SUPPLIED ENTRIES =>
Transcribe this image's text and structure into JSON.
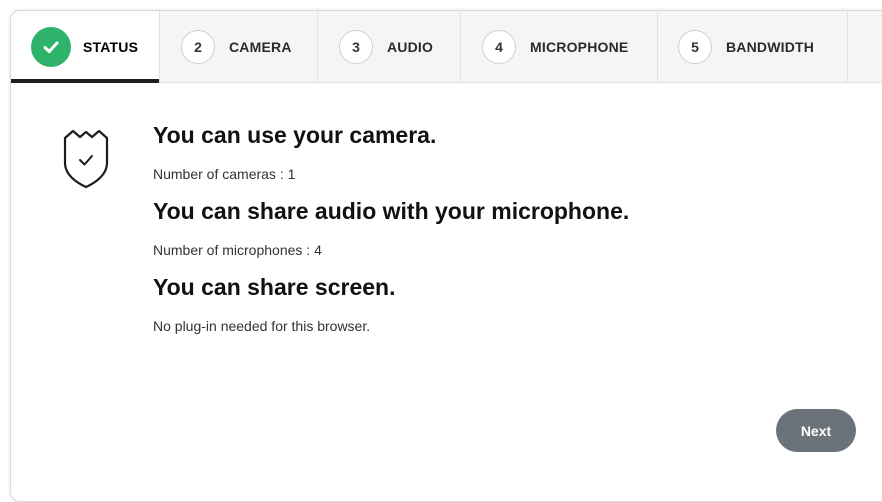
{
  "tabs": [
    {
      "step": "",
      "label": "STATUS",
      "active": true
    },
    {
      "step": "2",
      "label": "CAMERA",
      "active": false
    },
    {
      "step": "3",
      "label": "AUDIO",
      "active": false
    },
    {
      "step": "4",
      "label": "MICROPHONE",
      "active": false
    },
    {
      "step": "5",
      "label": "BANDWIDTH",
      "active": false
    }
  ],
  "status": {
    "icon": "shield-check-icon",
    "items": [
      {
        "heading": "You can use your camera.",
        "detail": "Number of cameras : 1"
      },
      {
        "heading": "You can share audio with your microphone.",
        "detail": "Number of microphones : 4"
      },
      {
        "heading": "You can share screen.",
        "detail": "No plug-in needed for this browser."
      }
    ]
  },
  "next_button": {
    "label": "Next"
  },
  "colors": {
    "success": "#2fb36b",
    "active_underline": "#1f1f1f",
    "tabbar_bg": "#f5f5f5",
    "button_bg": "#6b7279"
  }
}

WHAT IS NEEDED => Extract every line containing the string "this" from the data above.

ANSWER TO THE PROBLEM =>
Transcribe this image's text and structure into JSON.
        "detail": "No plug-in needed for this browser."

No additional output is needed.